Omit all pictures and give the records below again exactly as written.

>> Begin

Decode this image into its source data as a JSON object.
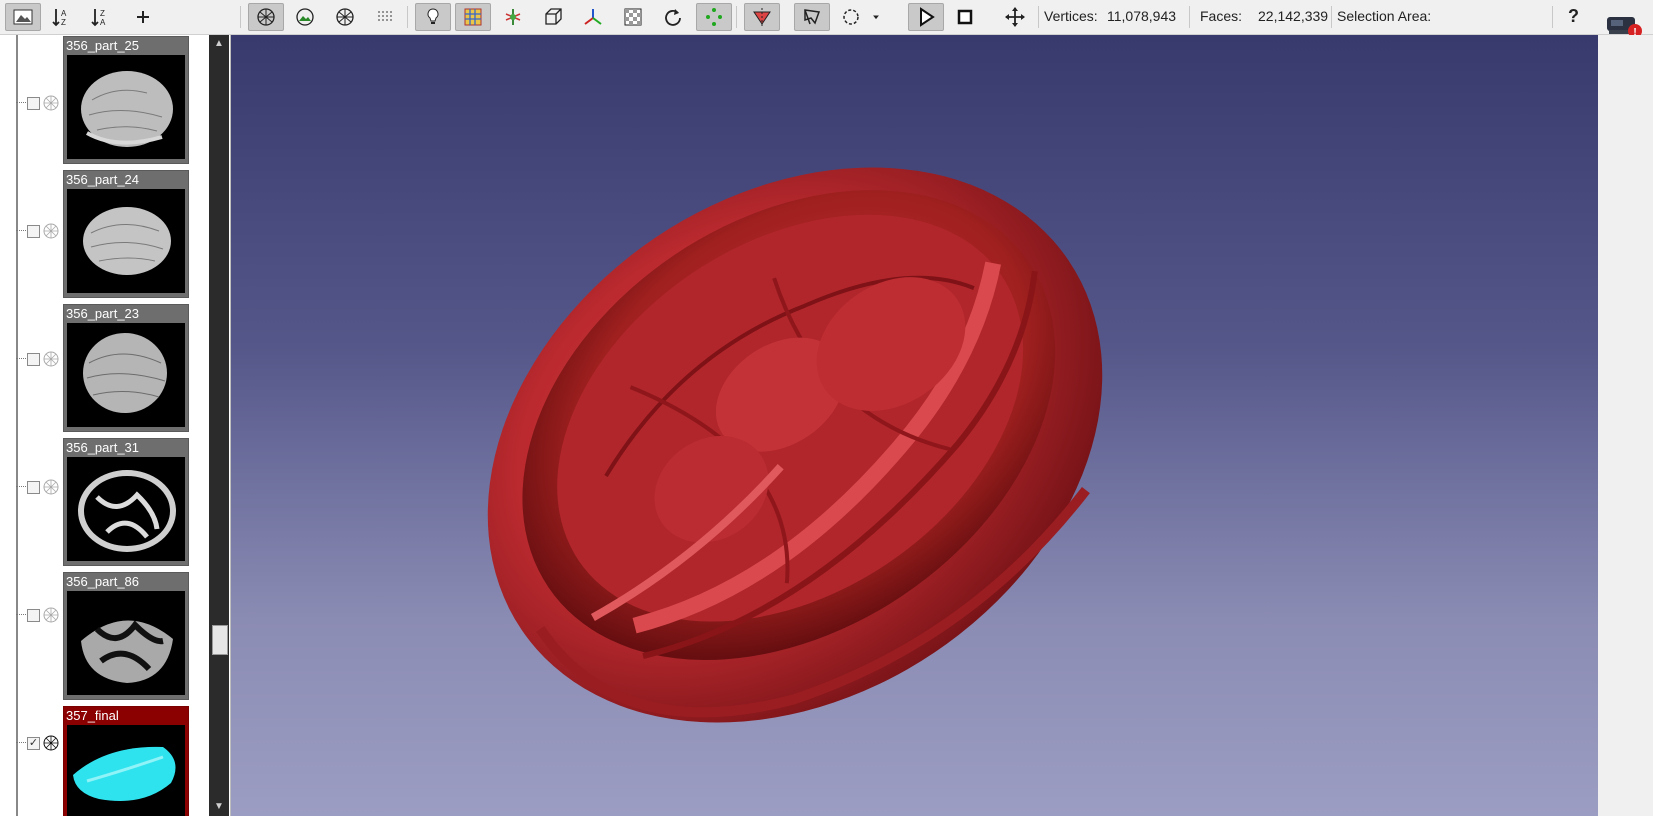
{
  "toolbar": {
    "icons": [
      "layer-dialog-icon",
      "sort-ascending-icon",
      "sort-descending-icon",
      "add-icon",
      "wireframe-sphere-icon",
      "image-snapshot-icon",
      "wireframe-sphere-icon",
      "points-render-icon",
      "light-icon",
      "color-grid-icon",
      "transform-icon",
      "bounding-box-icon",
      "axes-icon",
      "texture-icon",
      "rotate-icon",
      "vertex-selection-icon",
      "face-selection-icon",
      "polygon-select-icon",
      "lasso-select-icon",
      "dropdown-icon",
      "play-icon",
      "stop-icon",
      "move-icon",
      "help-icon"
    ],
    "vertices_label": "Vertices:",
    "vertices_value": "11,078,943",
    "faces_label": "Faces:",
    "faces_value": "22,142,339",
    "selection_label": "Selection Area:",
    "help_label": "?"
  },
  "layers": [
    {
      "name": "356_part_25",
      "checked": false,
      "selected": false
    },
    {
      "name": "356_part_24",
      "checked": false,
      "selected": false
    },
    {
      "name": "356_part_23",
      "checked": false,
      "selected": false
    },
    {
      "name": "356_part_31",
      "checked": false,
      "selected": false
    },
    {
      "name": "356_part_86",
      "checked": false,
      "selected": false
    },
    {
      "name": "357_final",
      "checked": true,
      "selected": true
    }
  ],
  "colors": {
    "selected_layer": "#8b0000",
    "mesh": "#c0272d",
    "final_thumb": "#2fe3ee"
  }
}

>> End

__Complete output__.
Decode this image into its source data as a JSON object.
{
  "toolbar": {
    "icons": [
      "layer-dialog-icon",
      "sort-ascending-icon",
      "sort-descending-icon",
      "add-icon",
      "wireframe-sphere-icon",
      "image-snapshot-icon",
      "wireframe-sphere-icon",
      "points-render-icon",
      "light-icon",
      "color-grid-icon",
      "transform-icon",
      "bounding-box-icon",
      "axes-icon",
      "texture-icon",
      "rotate-icon",
      "vertex-selection-icon",
      "face-selection-icon",
      "polygon-select-icon",
      "lasso-select-icon",
      "dropdown-icon",
      "play-icon",
      "stop-icon",
      "move-icon",
      "help-icon"
    ],
    "vertices_label": "Vertices:",
    "vertices_value": "11,078,943",
    "faces_label": "Faces:",
    "faces_value": "22,142,339",
    "selection_label": "Selection Area:",
    "help_label": "?"
  },
  "layers": [
    {
      "name": "356_part_25",
      "checked": false,
      "selected": false
    },
    {
      "name": "356_part_24",
      "checked": false,
      "selected": false
    },
    {
      "name": "356_part_23",
      "checked": false,
      "selected": false
    },
    {
      "name": "356_part_31",
      "checked": false,
      "selected": false
    },
    {
      "name": "356_part_86",
      "checked": false,
      "selected": false
    },
    {
      "name": "357_final",
      "checked": true,
      "selected": true
    }
  ],
  "colors": {
    "selected_layer": "#8b0000",
    "mesh": "#c0272d",
    "final_thumb": "#2fe3ee"
  }
}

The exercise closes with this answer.